### DIRECTIVE
What you return should match every record exactly, with the images removed.

### A run of records
○ ○ ○ ○
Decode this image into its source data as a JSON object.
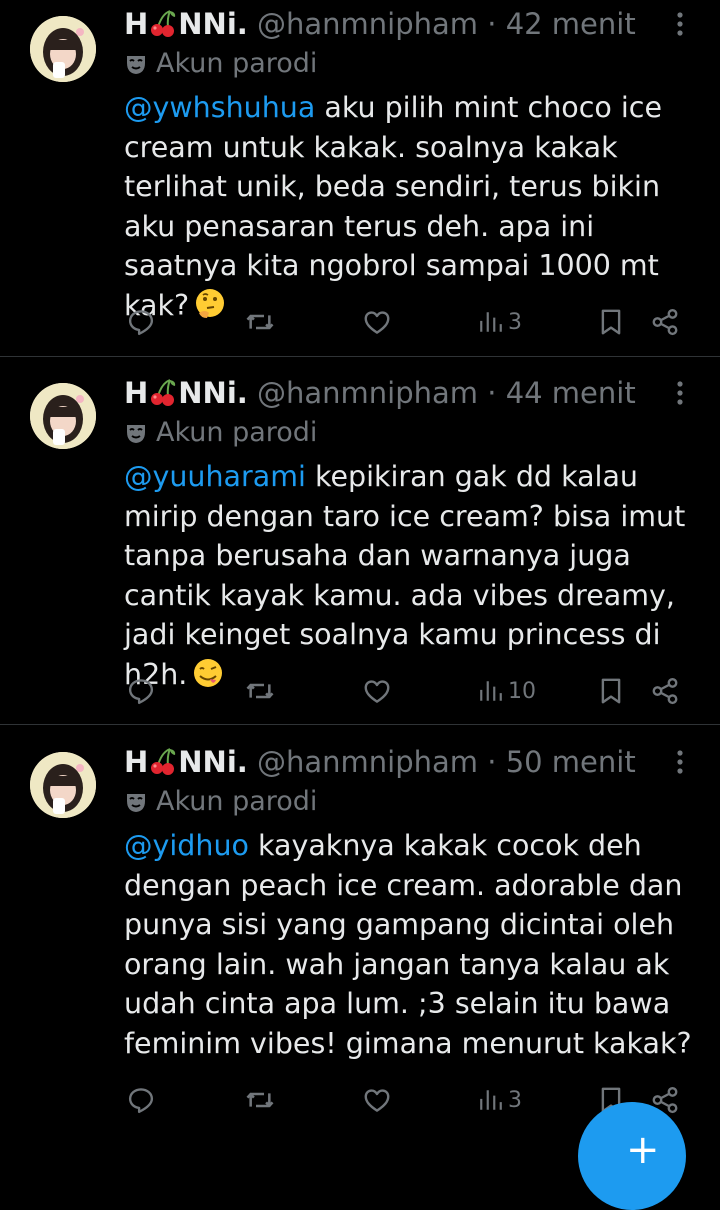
{
  "tweets": [
    {
      "display_name_prefix": "H",
      "display_name_suffix": "NNi.",
      "handle": "@hanmnipham",
      "separator": "·",
      "time": "42 menit",
      "parody_label": "Akun parodi",
      "mention": "@ywhshuhua",
      "text": " aku pilih mint choco ice cream untuk kakak. soalnya kakak terlihat unik, beda sendiri, terus bikin aku penasaran terus deh. apa ini saatnya kita ngobrol sampai 1000 mt kak?",
      "emoji": "thinking-face-emoji",
      "views": "3"
    },
    {
      "display_name_prefix": "H",
      "display_name_suffix": "NNi.",
      "handle": "@hanmnipham",
      "separator": "·",
      "time": "44 menit",
      "parody_label": "Akun parodi",
      "mention": "@yuuharami",
      "text": " kepikiran gak dd kalau mirip dengan taro ice cream? bisa imut tanpa berusaha dan warnanya juga cantik kayak kamu. ada vibes dreamy, jadi keinget soalnya kamu princess di h2h.",
      "emoji": "savoring-face-emoji",
      "views": "10"
    },
    {
      "display_name_prefix": "H",
      "display_name_suffix": "NNi.",
      "handle": "@hanmnipham",
      "separator": "·",
      "time": "50 menit",
      "parody_label": "Akun parodi",
      "mention": "@yidhuo",
      "text": " kayaknya kakak cocok deh dengan peach ice cream. adorable dan punya sisi yang gampang dicintai oleh orang lain. wah jangan tanya kalau ak udah cinta apa lum. ;3 selain itu bawa feminim vibes! gimana menurut kakak?",
      "emoji": "",
      "views": "3"
    }
  ],
  "icons": {
    "name_emoji": "cherries-emoji",
    "parody": "mask-icon",
    "reply": "reply-icon",
    "retweet": "retweet-icon",
    "like": "like-icon",
    "views": "views-icon",
    "bookmark": "bookmark-icon",
    "share": "share-icon",
    "more": "more-icon",
    "compose": "plus-icon"
  },
  "fab": {
    "label": "+"
  },
  "colors": {
    "background": "#000000",
    "text": "#e7e9ea",
    "muted": "#71767b",
    "accent": "#1d9bf0",
    "divider": "#2f3336"
  }
}
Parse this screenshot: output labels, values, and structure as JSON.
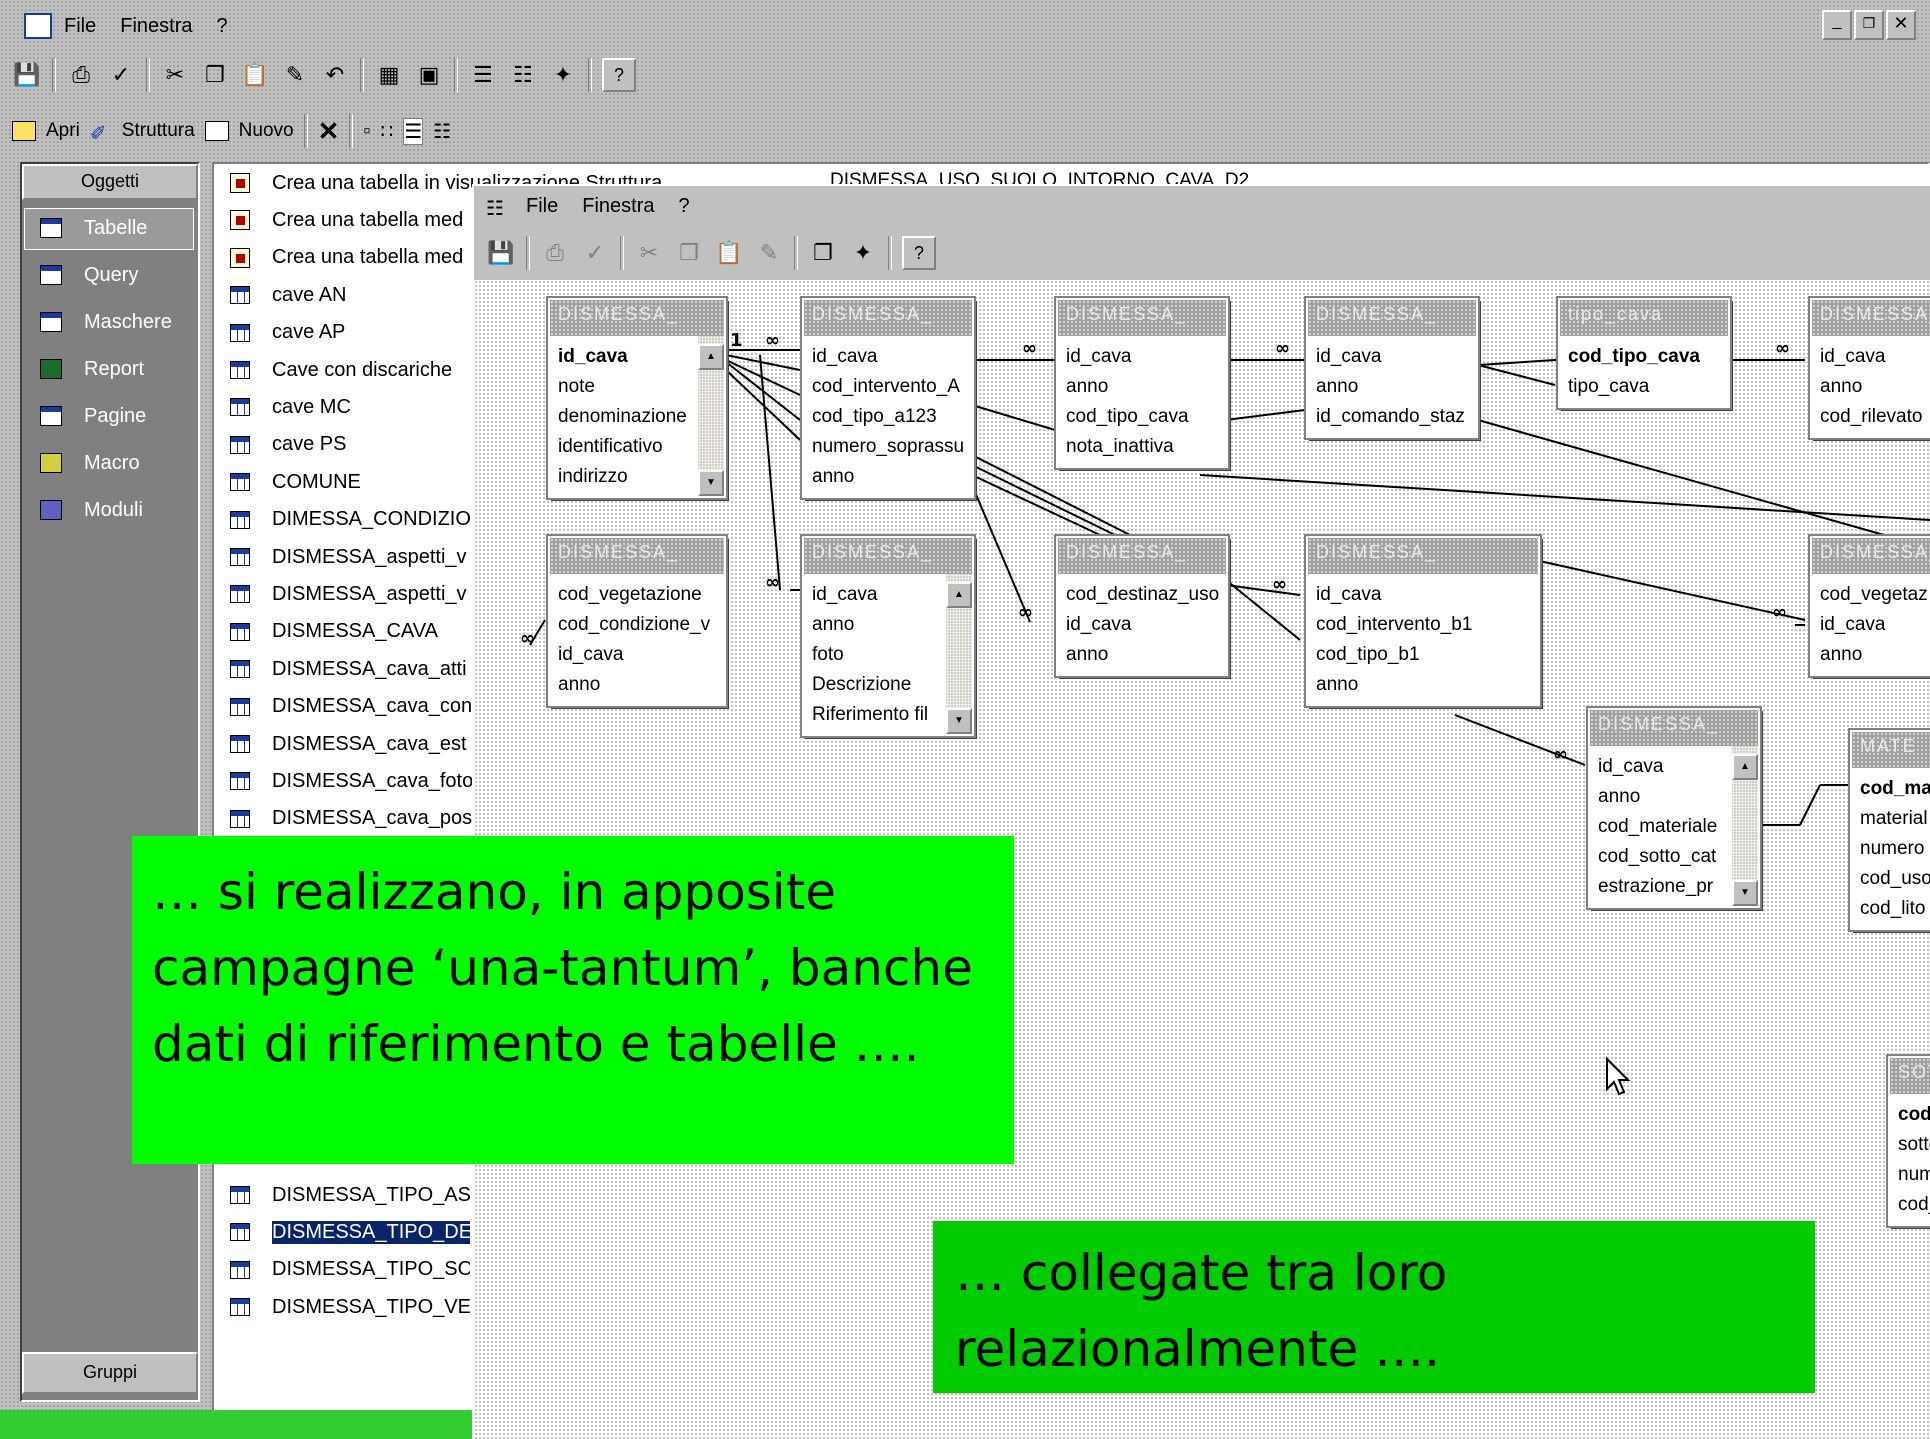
{
  "main_window": {
    "menu": {
      "file": "File",
      "window": "Finestra",
      "help": "?"
    },
    "controls": [
      "_",
      "×"
    ]
  },
  "db_toolbar": {
    "open": "Apri",
    "design": "Struttura",
    "new": "Nuovo",
    "delete": "✕"
  },
  "objects_bar": {
    "header": "Oggetti",
    "items": [
      "Tabelle",
      "Query",
      "Maschere",
      "Report",
      "Pagine",
      "Macro",
      "Moduli"
    ],
    "footer": "Gruppi"
  },
  "object_list": [
    {
      "label": "Crea una tabella in visualizzazione Struttura",
      "icon": "wizard"
    },
    {
      "label": "Crea una tabella med",
      "icon": "wizard"
    },
    {
      "label": "Crea una tabella med",
      "icon": "wizard"
    },
    {
      "label": "cave AN",
      "icon": "table"
    },
    {
      "label": "cave AP",
      "icon": "table"
    },
    {
      "label": "Cave con discariche",
      "icon": "table"
    },
    {
      "label": "cave MC",
      "icon": "table"
    },
    {
      "label": "cave PS",
      "icon": "table"
    },
    {
      "label": "COMUNE",
      "icon": "table"
    },
    {
      "label": "DIMESSA_CONDIZIO",
      "icon": "table"
    },
    {
      "label": "DISMESSA_aspetti_v",
      "icon": "table"
    },
    {
      "label": "DISMESSA_aspetti_v",
      "icon": "table"
    },
    {
      "label": "DISMESSA_CAVA",
      "icon": "table"
    },
    {
      "label": "DISMESSA_cava_atti",
      "icon": "table"
    },
    {
      "label": "DISMESSA_cava_con",
      "icon": "table"
    },
    {
      "label": "DISMESSA_cava_est",
      "icon": "table"
    },
    {
      "label": "DISMESSA_cava_foto",
      "icon": "table"
    },
    {
      "label": "DISMESSA_cava_pos",
      "icon": "table"
    }
  ],
  "object_list_bottom": [
    {
      "label": "DISMESSA_TIPO_ASI",
      "icon": "table",
      "selected": false
    },
    {
      "label": "DISMESSA_TIPO_DES",
      "icon": "table",
      "selected": true
    },
    {
      "label": "DISMESSA_TIPO_SO",
      "icon": "table",
      "selected": false
    },
    {
      "label": "DISMESSA_TIPO_VEG",
      "icon": "table",
      "selected": false
    }
  ],
  "background_list_item": "DISMESSA_USO_SUOLO_INTORNO_CAVA_D2",
  "relationships_window": {
    "menu": {
      "file": "File",
      "window": "Finestra",
      "help": "?"
    }
  },
  "tables": [
    {
      "title": "DISMESSA_",
      "fields": [
        "id_cava",
        "note",
        "denominazione",
        "identificativo",
        "indirizzo"
      ],
      "pk": [
        0
      ],
      "scroll": true
    },
    {
      "title": "DISMESSA_",
      "fields": [
        "id_cava",
        "cod_intervento_A",
        "cod_tipo_a123",
        "numero_soprassu",
        "anno"
      ],
      "pk": [],
      "scroll": false
    },
    {
      "title": "DISMESSA_",
      "fields": [
        "id_cava",
        "anno",
        "cod_tipo_cava",
        "nota_inattiva"
      ],
      "pk": [],
      "scroll": false
    },
    {
      "title": "DISMESSA_",
      "fields": [
        "id_cava",
        "anno",
        "id_comando_staz"
      ],
      "pk": [],
      "scroll": false
    },
    {
      "title": "tipo_cava",
      "fields": [
        "cod_tipo_cava",
        "tipo_cava"
      ],
      "pk": [
        0
      ],
      "scroll": false
    },
    {
      "title": "DISMESSA_",
      "fields": [
        "id_cava",
        "anno",
        "cod_rilevato"
      ],
      "pk": [],
      "scroll": false
    },
    {
      "title": "DISMESSA_",
      "fields": [
        "cod_vegetazione",
        "cod_condizione_v",
        "id_cava",
        "anno"
      ],
      "pk": [],
      "scroll": false
    },
    {
      "title": "DISMESSA_",
      "fields": [
        "id_cava",
        "anno",
        "foto",
        "Descrizione",
        "Riferimento fil"
      ],
      "pk": [],
      "scroll": true
    },
    {
      "title": "DISMESSA_",
      "fields": [
        "cod_destinaz_uso",
        "id_cava",
        "anno"
      ],
      "pk": [],
      "scroll": false
    },
    {
      "title": "DISMESSA_",
      "fields": [
        "id_cava",
        "cod_intervento_b1",
        "cod_tipo_b1",
        "anno"
      ],
      "pk": [],
      "scroll": false
    },
    {
      "title": "DISMESSA_",
      "fields": [
        "cod_vegetaz",
        "id_cava",
        "anno"
      ],
      "pk": [],
      "scroll": false
    },
    {
      "title": "DISMESSA_",
      "fields": [
        "id_cava",
        "anno",
        "cod_materiale",
        "cod_sotto_cat",
        "estrazione_pr"
      ],
      "pk": [],
      "scroll": true
    },
    {
      "title": "MATE",
      "fields": [
        "cod_ma",
        "material",
        "numero",
        "cod_uso",
        "cod_lito"
      ],
      "pk": [
        0
      ],
      "scroll": false
    },
    {
      "title": "SOT",
      "fields": [
        "cod",
        "sotto",
        "num",
        "cod_"
      ],
      "pk": [
        0
      ],
      "scroll": false
    }
  ],
  "captions": {
    "first": "… si realizzano, in apposite campagne ‘una-tantum’, banche dati di riferimento e tabelle ….",
    "second": "… collegate tra loro relazionalmente …."
  },
  "colors": {
    "caption_bright": "#00ff00",
    "caption_dark": "#00cc00",
    "nav_bg": "#808080",
    "selection": "#0a246a"
  }
}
○ ○ ○ ○
### EXERCISE RESPONSE
Decode this image into its source data as a JSON object.
{
  "tweets": [
    {
      "display_name_prefix": "H",
      "display_name_suffix": "NNi.",
      "handle": "@hanmnipham",
      "separator": "·",
      "time": "42 menit",
      "parody_label": "Akun parodi",
      "mention": "@ywhshuhua",
      "text": " aku pilih mint choco ice cream untuk kakak. soalnya kakak terlihat unik, beda sendiri, terus bikin aku penasaran terus deh. apa ini saatnya kita ngobrol sampai 1000 mt kak?",
      "emoji": "thinking-face-emoji",
      "views": "3"
    },
    {
      "display_name_prefix": "H",
      "display_name_suffix": "NNi.",
      "handle": "@hanmnipham",
      "separator": "·",
      "time": "44 menit",
      "parody_label": "Akun parodi",
      "mention": "@yuuharami",
      "text": " kepikiran gak dd kalau mirip dengan taro ice cream? bisa imut tanpa berusaha dan warnanya juga cantik kayak kamu. ada vibes dreamy, jadi keinget soalnya kamu princess di h2h.",
      "emoji": "savoring-face-emoji",
      "views": "10"
    },
    {
      "display_name_prefix": "H",
      "display_name_suffix": "NNi.",
      "handle": "@hanmnipham",
      "separator": "·",
      "time": "50 menit",
      "parody_label": "Akun parodi",
      "mention": "@yidhuo",
      "text": " kayaknya kakak cocok deh dengan peach ice cream. adorable dan punya sisi yang gampang dicintai oleh orang lain. wah jangan tanya kalau ak udah cinta apa lum. ;3 selain itu bawa feminim vibes! gimana menurut kakak?",
      "emoji": "",
      "views": "3"
    }
  ],
  "icons": {
    "name_emoji": "cherries-emoji",
    "parody": "mask-icon",
    "reply": "reply-icon",
    "retweet": "retweet-icon",
    "like": "like-icon",
    "views": "views-icon",
    "bookmark": "bookmark-icon",
    "share": "share-icon",
    "more": "more-icon",
    "compose": "plus-icon"
  },
  "fab": {
    "label": "+"
  },
  "colors": {
    "background": "#000000",
    "text": "#e7e9ea",
    "muted": "#71767b",
    "accent": "#1d9bf0",
    "divider": "#2f3336"
  }
}
Parse this screenshot: output labels, values, and structure as JSON.
{
  "main_window": {
    "menu": {
      "file": "File",
      "window": "Finestra",
      "help": "?"
    },
    "controls": [
      "_",
      "×"
    ]
  },
  "db_toolbar": {
    "open": "Apri",
    "design": "Struttura",
    "new": "Nuovo",
    "delete": "✕"
  },
  "objects_bar": {
    "header": "Oggetti",
    "items": [
      "Tabelle",
      "Query",
      "Maschere",
      "Report",
      "Pagine",
      "Macro",
      "Moduli"
    ],
    "footer": "Gruppi"
  },
  "object_list": [
    {
      "label": "Crea una tabella in visualizzazione Struttura",
      "icon": "wizard"
    },
    {
      "label": "Crea una tabella med",
      "icon": "wizard"
    },
    {
      "label": "Crea una tabella med",
      "icon": "wizard"
    },
    {
      "label": "cave AN",
      "icon": "table"
    },
    {
      "label": "cave AP",
      "icon": "table"
    },
    {
      "label": "Cave con discariche",
      "icon": "table"
    },
    {
      "label": "cave MC",
      "icon": "table"
    },
    {
      "label": "cave PS",
      "icon": "table"
    },
    {
      "label": "COMUNE",
      "icon": "table"
    },
    {
      "label": "DIMESSA_CONDIZIO",
      "icon": "table"
    },
    {
      "label": "DISMESSA_aspetti_v",
      "icon": "table"
    },
    {
      "label": "DISMESSA_aspetti_v",
      "icon": "table"
    },
    {
      "label": "DISMESSA_CAVA",
      "icon": "table"
    },
    {
      "label": "DISMESSA_cava_atti",
      "icon": "table"
    },
    {
      "label": "DISMESSA_cava_con",
      "icon": "table"
    },
    {
      "label": "DISMESSA_cava_est",
      "icon": "table"
    },
    {
      "label": "DISMESSA_cava_foto",
      "icon": "table"
    },
    {
      "label": "DISMESSA_cava_pos",
      "icon": "table"
    }
  ],
  "object_list_bottom": [
    {
      "label": "DISMESSA_TIPO_ASI",
      "icon": "table",
      "selected": false
    },
    {
      "label": "DISMESSA_TIPO_DES",
      "icon": "table",
      "selected": true
    },
    {
      "label": "DISMESSA_TIPO_SO",
      "icon": "table",
      "selected": false
    },
    {
      "label": "DISMESSA_TIPO_VEG",
      "icon": "table",
      "selected": false
    }
  ],
  "background_list_item": "DISMESSA_USO_SUOLO_INTORNO_CAVA_D2",
  "relationships_window": {
    "menu": {
      "file": "File",
      "window": "Finestra",
      "help": "?"
    }
  },
  "tables": [
    {
      "title": "DISMESSA_",
      "fields": [
        "id_cava",
        "note",
        "denominazione",
        "identificativo",
        "indirizzo"
      ],
      "pk": [
        0
      ],
      "scroll": true
    },
    {
      "title": "DISMESSA_",
      "fields": [
        "id_cava",
        "cod_intervento_A",
        "cod_tipo_a123",
        "numero_soprassu",
        "anno"
      ],
      "pk": [],
      "scroll": false
    },
    {
      "title": "DISMESSA_",
      "fields": [
        "id_cava",
        "anno",
        "cod_tipo_cava",
        "nota_inattiva"
      ],
      "pk": [],
      "scroll": false
    },
    {
      "title": "DISMESSA_",
      "fields": [
        "id_cava",
        "anno",
        "id_comando_staz"
      ],
      "pk": [],
      "scroll": false
    },
    {
      "title": "tipo_cava",
      "fields": [
        "cod_tipo_cava",
        "tipo_cava"
      ],
      "pk": [
        0
      ],
      "scroll": false
    },
    {
      "title": "DISMESSA_",
      "fields": [
        "id_cava",
        "anno",
        "cod_rilevato"
      ],
      "pk": [],
      "scroll": false
    },
    {
      "title": "DISMESSA_",
      "fields": [
        "cod_vegetazione",
        "cod_condizione_v",
        "id_cava",
        "anno"
      ],
      "pk": [],
      "scroll": false
    },
    {
      "title": "DISMESSA_",
      "fields": [
        "id_cava",
        "anno",
        "foto",
        "Descrizione",
        "Riferimento fil"
      ],
      "pk": [],
      "scroll": true
    },
    {
      "title": "DISMESSA_",
      "fields": [
        "cod_destinaz_uso",
        "id_cava",
        "anno"
      ],
      "pk": [],
      "scroll": false
    },
    {
      "title": "DISMESSA_",
      "fields": [
        "id_cava",
        "cod_intervento_b1",
        "cod_tipo_b1",
        "anno"
      ],
      "pk": [],
      "scroll": false
    },
    {
      "title": "DISMESSA_",
      "fields": [
        "cod_vegetaz",
        "id_cava",
        "anno"
      ],
      "pk": [],
      "scroll": false
    },
    {
      "title": "DISMESSA_",
      "fields": [
        "id_cava",
        "anno",
        "cod_materiale",
        "cod_sotto_cat",
        "estrazione_pr"
      ],
      "pk": [],
      "scroll": true
    },
    {
      "title": "MATE",
      "fields": [
        "cod_ma",
        "material",
        "numero",
        "cod_uso",
        "cod_lito"
      ],
      "pk": [
        0
      ],
      "scroll": false
    },
    {
      "title": "SOT",
      "fields": [
        "cod",
        "sotto",
        "num",
        "cod_"
      ],
      "pk": [
        0
      ],
      "scroll": false
    }
  ],
  "captions": {
    "first": "… si realizzano, in apposite campagne ‘una-tantum’, banche dati di riferimento e tabelle ….",
    "second": "… collegate tra loro relazionalmente …."
  },
  "colors": {
    "caption_bright": "#00ff00",
    "caption_dark": "#00cc00",
    "nav_bg": "#808080",
    "selection": "#0a246a"
  }
}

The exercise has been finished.